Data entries
────────────────────────────────────────

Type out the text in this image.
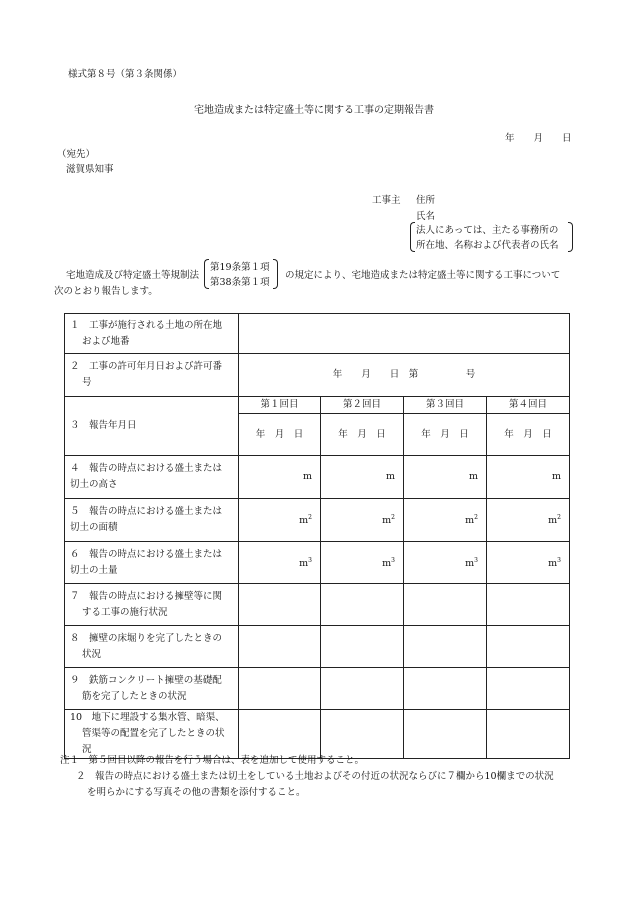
様式第８号（第３条関係）
宅地造成または特定盛土等に関する工事の定期報告書
年　　月　　日
（宛先）
滋賀県知事
工事主 住所
氏名
法人にあっては、主たる事務所の
所在地、名称および代表者の氏名
宅地造成及び特定盛土等規制法
第19条第１項
第38条第１項
の規定により、宅地造成または特定盛土等に関する工事について
次のとおり報告します。
１　工事が施行される土地の所在地
および地番				

２　工事の許可年月日および許可番
号	年　　月　　日　第　　　　　号			
３　報告年月日	第１回目	第２回目	第３回目	第４回目
	年　月　日	年　月　日	年　月　日	年　月　日

４　報告の時点における盛土または
切土の高さ	m	m	m	m

５　報告の時点における盛土または
切土の面積	$m^2$	$m^2$	$m^2$	$m^2$

６　報告の時点における盛土または
切土の土量	$m^3$	$m^3$	$m^3$	$m^3$

７　報告の時点における擁壁等に関
する工事の施行状況				

８　擁壁の床堀りを完了したときの
状況				

９　鉄筋コンクリート擁壁の基礎配
筋を完了したときの状況				

10　地下に埋設する集水管、暗渠、
管渠等の配置を完了したときの状
況				

注１　第５回目以降の報告を行う場合は、表を追加して使用すること。
２　報告の時点における盛土または切土をしている土地およびその付近の状況ならびに７欄から10欄までの状況
を明らかにする写真その他の書類を添付すること。
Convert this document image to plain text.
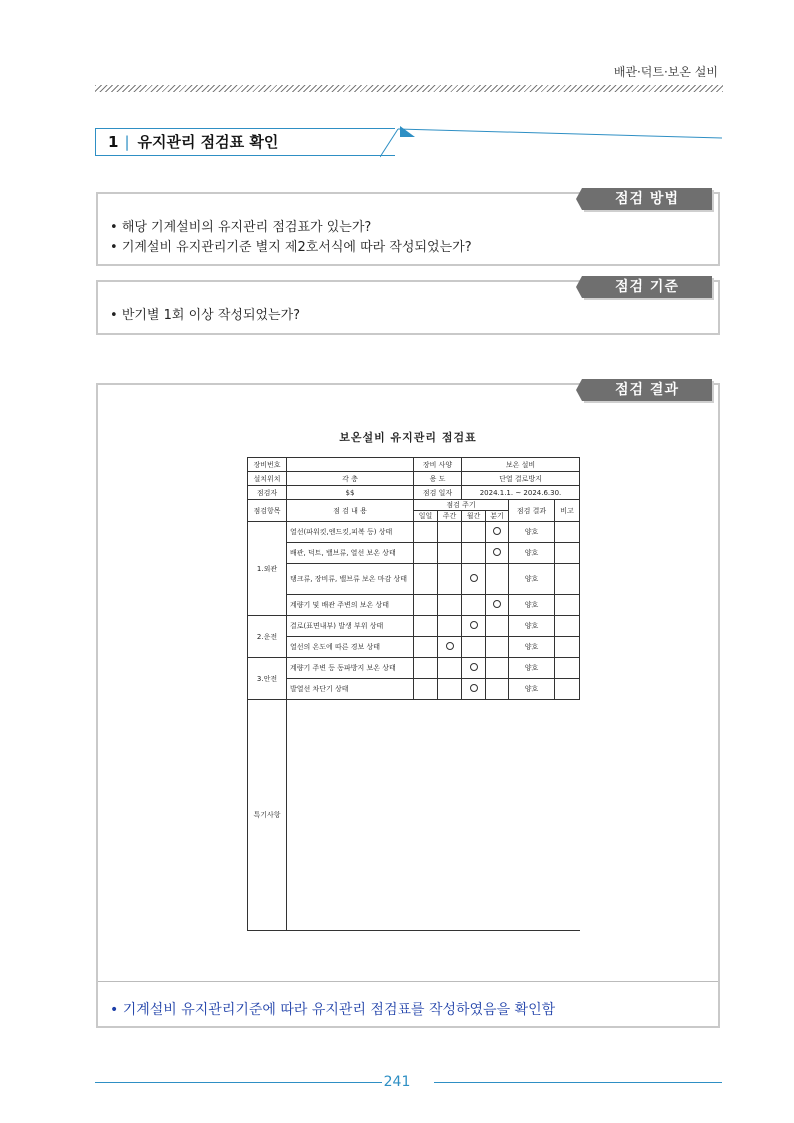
배관·덕트·보온 설비
1 | 유지관리 점검표 확인
점검 방법
• 해당 기계설비의 유지관리 점검표가 있는가?
• 기계설비 유지관리기준 별지 제2호서식에 따라 작성되었는가?
점검 기준
• 반기별 1회 이상 작성되었는가?
점검 결과
보온설비 유지관리 점검표
장비번호		장비 사양		보온 설비			
설치위치	각 층	용 도		단열 결로방지			
점검자	$$	점검 일자		2024.1.1. ~ 2024.6.30.			
점검항목	점 검 내 용	점검 주기				점검 결과	비고
		일일	주간	월간	분기		
1.외관	열선(파워킷,엔드킷,피복 등) 상태					양호	
	배관, 덕트, 밸브류, 열선 보온 상태					양호	
	탱크류, 장비류, 밸브류 보온 마감 상태					양호	
	계량기 및 배관 주변의 보온 상태					양호	
2.운전	결로(표면내부) 발생 부위 상태					양호	
	열선의 온도에 따른 경보 상태					양호	
3.안전	계량기 주변 등 동파방지 보온 상태					양호	
	발열선 차단기 상태					양호	
특기사항							
• 기계설비 유지관리기준에 따라 유지관리 점검표를 작성하였음을 확인함
241
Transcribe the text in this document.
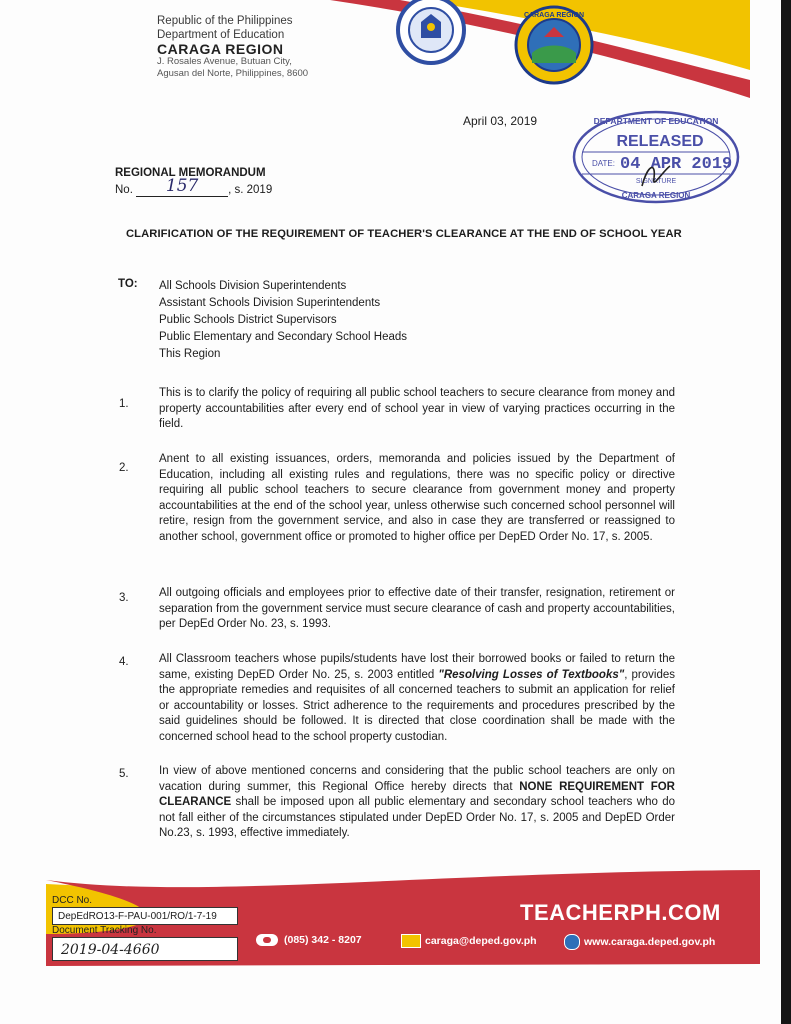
Republic of the Philippines
Department of Education
CARAGA REGION
J. Rosales Avenue, Butuan City,
Agusan del Norte, Philippines, 8600
CARAGA REGION
April 03, 2019	DEPARTMENT OF EDUCATION
RELEASED
DATE: 04 APR 2019
SIGNATURE
CARAGA REGION
REGIONAL MEMORANDUM
No. 157	, s. 2019
CLARIFICATION OF THE REQUIREMENT OF TEACHER'S CLEARANCE AT THE END OF SCHOOL YEAR
TO: All Schools Division Superintendents
Assistant Schools Division Superintendents
Public Schools District Supervisors
Public Elementary and Secondary School Heads
This Region
1.
This is to clarify the policy of requiring all public school teachers to secure clearance from money and property accountabilities after every end of school year in view of varying practices occurring in the field.
2.
Anent to all existing issuances, orders, memoranda and policies issued by the Department of Education, including all existing rules and regulations, there was no specific policy or directive requiring all public school teachers to secure clearance from government money and property accountabilities at the end of the school year, unless otherwise such concerned school personnel will retire, resign from the government service, and also in case they are transferred or reassigned to another school, government office or promoted to higher office per DepED Order No. 17, s. 2005.
3.	All outgoing officials and employees prior to effective date of their transfer, resignation, retirement or separation from the government service must secure clearance of cash and property accountabilities, per DepEd Order No. 23, s. 1993.
4.	All Classroom teachers whose pupils/students have lost their borrowed books or failed to return the same, existing DepED Order No. 25, s. 2003 entitled "Resolving Losses of Textbooks", provides the appropriate remedies and requisites of all concerned teachers to submit an application for relief or accountability or losses. Strict adherence to the requirements and procedures prescribed by the said guidelines should be followed. It is directed that close coordination shall be made with the concerned school head to the school property custodian.
5.	In view of above mentioned concerns and considering that the public school teachers are only on vacation during summer, this Regional Office hereby directs that NONE REQUIREMENT FOR CLEARANCE shall be imposed upon all public elementary and secondary school teachers who do not fall either of the circumstances stipulated under DepED Order No. 17, s. 2005 and DepED Order No.23, s. 1993, effective immediately.
DCC No.
DepEdRO13-F-PAU-001/RO/1-7-19
Document Tracking No.
2019-04-4660
TEACHERPH.COM
(085) 342 - 8207	caraga@deped.gov.ph	www.caraga.deped.gov.ph
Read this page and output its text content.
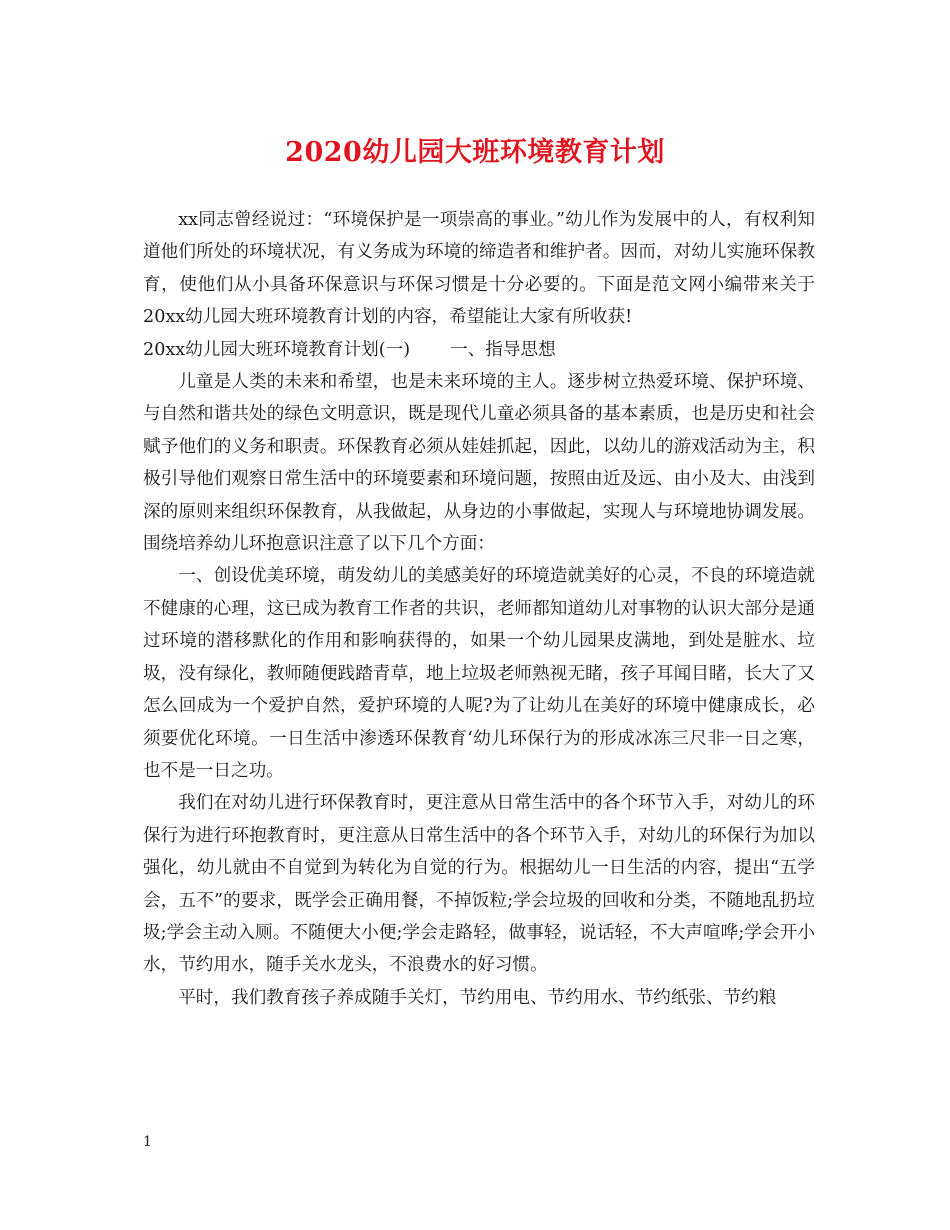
2020幼儿园大班环境教育计划

xx同志曾经说过：“环境保护是一项崇高的事业。”幼儿作为发展中的人，有权利知道他们所处的环境状况，有义务成为环境的缔造者和维护者。因而，对幼儿实施环保教育，使他们从小具备环保意识与环保习惯是十分必要的。下面是范文网小编带来关于20xx幼儿园大班环境教育计划的内容，希望能让大家有所收获!

20xx幼儿园大班环境教育计划(一) 一、指导思想

儿童是人类的未来和希望，也是未来环境的主人。逐步树立热爱环境、保护环境、与自然和谐共处的绿色文明意识，既是现代儿童必须具备的基本素质，也是历史和社会赋予他们的义务和职责。环保教育必须从娃娃抓起，因此，以幼儿的游戏活动为主，积极引导他们观察日常生活中的环境要素和环境问题，按照由近及远、由小及大、由浅到深的原则来组织环保教育，从我做起，从身边的小事做起，实现人与环境地协调发展。围绕培养幼儿环抱意识注意了以下几个方面：

一、创设优美环境，萌发幼儿的美感美好的环境造就美好的心灵，不良的环境造就不健康的心理，这已成为教育工作者的共识，老师都知道幼儿对事物的认识大部分是通过环境的潜移默化的作用和影响获得的，如果一个幼儿园果皮满地，到处是脏水、垃圾，没有绿化，教师随便践踏青草，地上垃圾老师熟视无睹，孩子耳闻目睹，长大了又怎么回成为一个爱护自然，爱护环境的人呢?为了让幼儿在美好的环境中健康成长，必须要优化环境。一日生活中渗透环保教育‘幼儿环保行为的形成冰冻三尺非一日之寒，也不是一日之功。

我们在对幼儿进行环保教育时，更注意从日常生活中的各个环节入手，对幼儿的环保行为进行环抱教育时，更注意从日常生活中的各个环节入手，对幼儿的环保行为加以强化，幼儿就由不自觉到为转化为自觉的行为。根据幼儿一日生活的内容，提出“五学会，五不”的要求，既学会正确用餐，不掉饭粒;学会垃圾的回收和分类，不随地乱扔垃圾;学会主动入厕。不随便大小便;学会走路轻，做事轻，说话轻，不大声喧哗;学会开小水，节约用水，随手关水龙头，不浪费水的好习惯。

平时，我们教育孩子养成随手关灯，节约用电、节约用水、节约纸张、节约粮

1
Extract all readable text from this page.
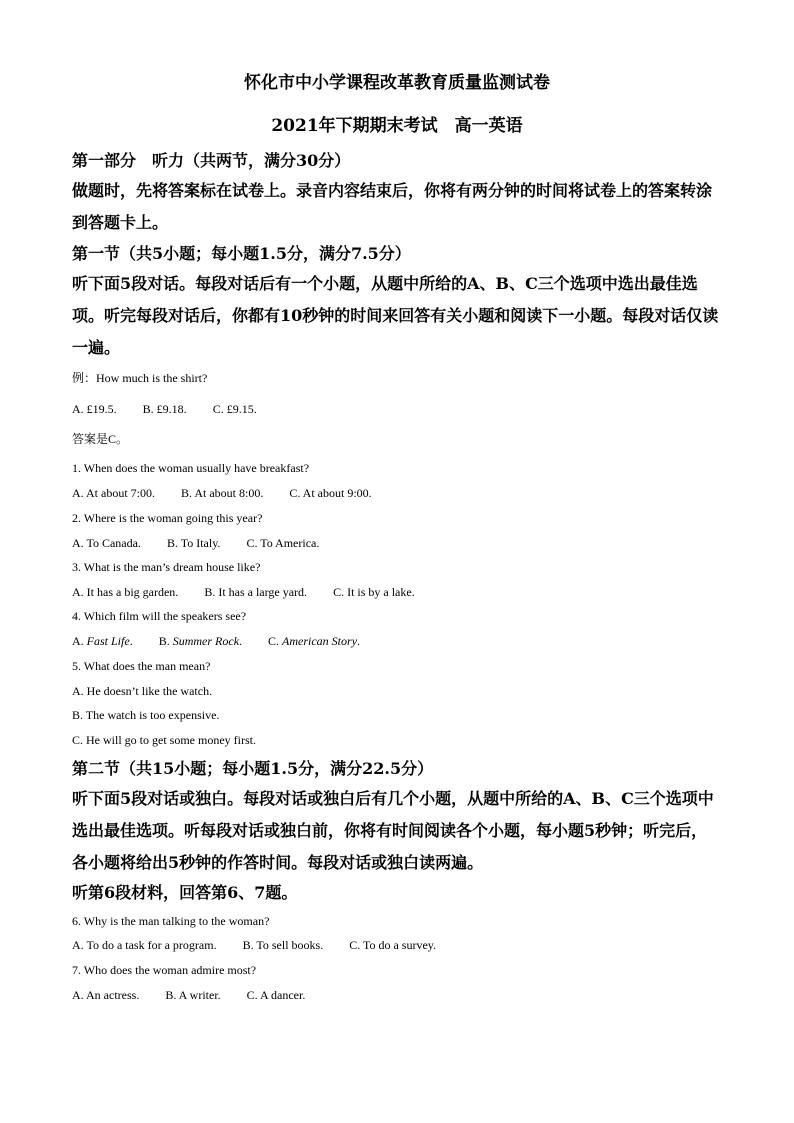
怀化市中小学课程改革教育质量监测试卷
2021年下期期末考试　高一英语
第一部分　听力（共两节，满分30分）
做题时，先将答案标在试卷上。录音内容结束后，你将有两分钟的时间将试卷上的答案转涂到答题卡上。
第一节（共5小题；每小题1.5分，满分7.5分）
听下面5段对话。每段对话后有一个小题，从题中所给的A、B、C三个选项中选出最佳选项。听完每段对话后，你都有10秒钟的时间来回答有关小题和阅读下一小题。每段对话仅读一遍。
例：How much is the shirt?
A. £19.5. B. £9.18. C. £9.15.
答案是C。
1. When does the woman usually have breakfast?
A. At about 7:00. B. At about 8:00. C. At about 9:00.
2. Where is the woman going this year?
A. To Canada. B. To Italy. C. To America.
3. What is the man’s dream house like?
A. It has a big garden. B. It has a large yard. C. It is by a lake.
4. Which film will the speakers see?
A. Fast Life. B. Summer Rock. C. American Story.
5. What does the man mean?
A. He doesn’t like the watch.
B. The watch is too expensive.
C. He will go to get some money first.
第二节（共15小题；每小题1.5分，满分22.5分）
听下面5段对话或独白。每段对话或独白后有几个小题，从题中所给的A、B、C三个选项中选出最佳选项。听每段对话或独白前，你将有时间阅读各个小题，每小题5秒钟；听完后，各小题将给出5秒钟的作答时间。每段对话或独白读两遍。
听第6段材料，回答第6、7题。
6. Why is the man talking to the woman?
A. To do a task for a program. B. To sell books. C. To do a survey.
7. Who does the woman admire most?
A. An actress. B. A writer. C. A dancer.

────────────────────────────────────────

**What is expected**
Copy the final stretch of lines, starting at the one that holds "Extract all readable text from this page." and ending at the last line of the data, exactly; omit pictures.

**Result of this task**
Extract all readable text from this page.
怀化市中小学课程改革教育质量监测试卷
2021年下期期末考试　高一英语
第一部分　听力（共两节，满分30分）
做题时，先将答案标在试卷上。录音内容结束后，你将有两分钟的时间将试卷上的答案转涂到答题卡上。
第一节（共5小题；每小题1.5分，满分7.5分）
听下面5段对话。每段对话后有一个小题，从题中所给的A、B、C三个选项中选出最佳选项。听完每段对话后，你都有10秒钟的时间来回答有关小题和阅读下一小题。每段对话仅读一遍。
例：How much is the shirt?
A. £19.5. B. £9.18. C. £9.15.
答案是C。
1. When does the woman usually have breakfast?
A. At about 7:00. B. At about 8:00. C. At about 9:00.
2. Where is the woman going this year?
A. To Canada. B. To Italy. C. To America.
3. What is the man’s dream house like?
A. It has a big garden. B. It has a large yard. C. It is by a lake.
4. Which film will the speakers see?
A. Fast Life. B. Summer Rock. C. American Story.
5. What does the man mean?
A. He doesn’t like the watch.
B. The watch is too expensive.
C. He will go to get some money first.
第二节（共15小题；每小题1.5分，满分22.5分）
听下面5段对话或独白。每段对话或独白后有几个小题，从题中所给的A、B、C三个选项中选出最佳选项。听每段对话或独白前，你将有时间阅读各个小题，每小题5秒钟；听完后，各小题将给出5秒钟的作答时间。每段对话或独白读两遍。
听第6段材料，回答第6、7题。
6. Why is the man talking to the woman?
A. To do a task for a program. B. To sell books. C. To do a survey.
7. Who does the woman admire most?
A. An actress. B. A writer. C. A dancer.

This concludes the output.